* _YOUR INSTRUCTIONS_
Give the entries again, word for word.

* _DATA EXCERPTS_
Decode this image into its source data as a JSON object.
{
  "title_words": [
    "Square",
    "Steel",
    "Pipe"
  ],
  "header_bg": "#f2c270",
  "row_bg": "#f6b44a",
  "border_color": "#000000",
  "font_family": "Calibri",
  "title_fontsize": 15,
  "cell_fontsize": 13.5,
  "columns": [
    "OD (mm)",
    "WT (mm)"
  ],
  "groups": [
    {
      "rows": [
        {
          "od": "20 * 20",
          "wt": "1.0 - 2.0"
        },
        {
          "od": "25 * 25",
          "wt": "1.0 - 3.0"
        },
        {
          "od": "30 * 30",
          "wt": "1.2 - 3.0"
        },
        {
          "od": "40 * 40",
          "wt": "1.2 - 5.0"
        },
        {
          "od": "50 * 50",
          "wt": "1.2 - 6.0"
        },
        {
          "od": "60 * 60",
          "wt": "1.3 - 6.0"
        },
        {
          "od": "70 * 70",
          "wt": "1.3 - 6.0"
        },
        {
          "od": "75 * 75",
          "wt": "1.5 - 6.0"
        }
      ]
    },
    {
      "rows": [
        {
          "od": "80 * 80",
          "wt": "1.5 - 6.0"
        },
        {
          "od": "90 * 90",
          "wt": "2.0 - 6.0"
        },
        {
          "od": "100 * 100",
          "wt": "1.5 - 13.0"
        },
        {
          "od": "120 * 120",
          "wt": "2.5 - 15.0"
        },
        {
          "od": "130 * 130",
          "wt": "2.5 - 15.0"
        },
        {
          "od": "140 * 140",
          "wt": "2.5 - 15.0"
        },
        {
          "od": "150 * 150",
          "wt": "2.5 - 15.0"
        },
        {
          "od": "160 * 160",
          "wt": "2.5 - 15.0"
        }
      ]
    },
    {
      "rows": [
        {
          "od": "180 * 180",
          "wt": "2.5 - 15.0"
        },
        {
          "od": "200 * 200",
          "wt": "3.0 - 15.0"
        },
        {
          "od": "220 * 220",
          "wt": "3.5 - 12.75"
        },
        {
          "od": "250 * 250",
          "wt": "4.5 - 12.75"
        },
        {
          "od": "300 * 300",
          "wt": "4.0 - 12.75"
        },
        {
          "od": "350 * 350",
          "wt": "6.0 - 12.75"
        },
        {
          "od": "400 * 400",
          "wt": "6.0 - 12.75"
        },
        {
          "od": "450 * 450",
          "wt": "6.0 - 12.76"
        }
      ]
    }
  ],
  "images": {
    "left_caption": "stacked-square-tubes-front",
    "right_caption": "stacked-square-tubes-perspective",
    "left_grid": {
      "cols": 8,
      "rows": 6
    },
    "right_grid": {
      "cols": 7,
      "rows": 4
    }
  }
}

* _CORRECT RESULT_
Decode this image into its source data as a JSON object.
{
  "title_words": [
    "Square",
    "Steel",
    "Pipe"
  ],
  "header_bg": "#f2c270",
  "row_bg": "#f6b44a",
  "border_color": "#000000",
  "font_family": "Calibri",
  "title_fontsize": 15,
  "cell_fontsize": 13.5,
  "columns": [
    "OD (mm)",
    "WT (mm)"
  ],
  "groups": [
    {
      "rows": [
        {
          "od": "20 * 20",
          "wt": "1.0 - 2.0"
        },
        {
          "od": "25 * 25",
          "wt": "1.0 - 3.0"
        },
        {
          "od": "30 * 30",
          "wt": "1.2 - 3.0"
        },
        {
          "od": "40 * 40",
          "wt": "1.2 - 5.0"
        },
        {
          "od": "50 * 50",
          "wt": "1.2 - 6.0"
        },
        {
          "od": "60 * 60",
          "wt": "1.3 - 6.0"
        },
        {
          "od": "70 * 70",
          "wt": "1.3 - 6.0"
        },
        {
          "od": "75 * 75",
          "wt": "1.5 - 6.0"
        }
      ]
    },
    {
      "rows": [
        {
          "od": "80 * 80",
          "wt": "1.5 - 6.0"
        },
        {
          "od": "90 * 90",
          "wt": "2.0 - 6.0"
        },
        {
          "od": "100 * 100",
          "wt": "1.5 - 13.0"
        },
        {
          "od": "120 * 120",
          "wt": "2.5 - 15.0"
        },
        {
          "od": "130 * 130",
          "wt": "2.5 - 15.0"
        },
        {
          "od": "140 * 140",
          "wt": "2.5 - 15.0"
        },
        {
          "od": "150 * 150",
          "wt": "2.5 - 15.0"
        },
        {
          "od": "160 * 160",
          "wt": "2.5 - 15.0"
        }
      ]
    },
    {
      "rows": [
        {
          "od": "180 * 180",
          "wt": "2.5 - 15.0"
        },
        {
          "od": "200 * 200",
          "wt": "3.0 - 15.0"
        },
        {
          "od": "220 * 220",
          "wt": "3.5 - 12.75"
        },
        {
          "od": "250 * 250",
          "wt": "4.5 - 12.75"
        },
        {
          "od": "300 * 300",
          "wt": "4.0 - 12.75"
        },
        {
          "od": "350 * 350",
          "wt": "6.0 - 12.75"
        },
        {
          "od": "400 * 400",
          "wt": "6.0 - 12.75"
        },
        {
          "od": "450 * 450",
          "wt": "6.0 - 12.76"
        }
      ]
    }
  ],
  "images": {
    "left_caption": "stacked-square-tubes-front",
    "right_caption": "stacked-square-tubes-perspective",
    "left_grid": {
      "cols": 8,
      "rows": 6
    },
    "right_grid": {
      "cols": 7,
      "rows": 4
    }
  }
}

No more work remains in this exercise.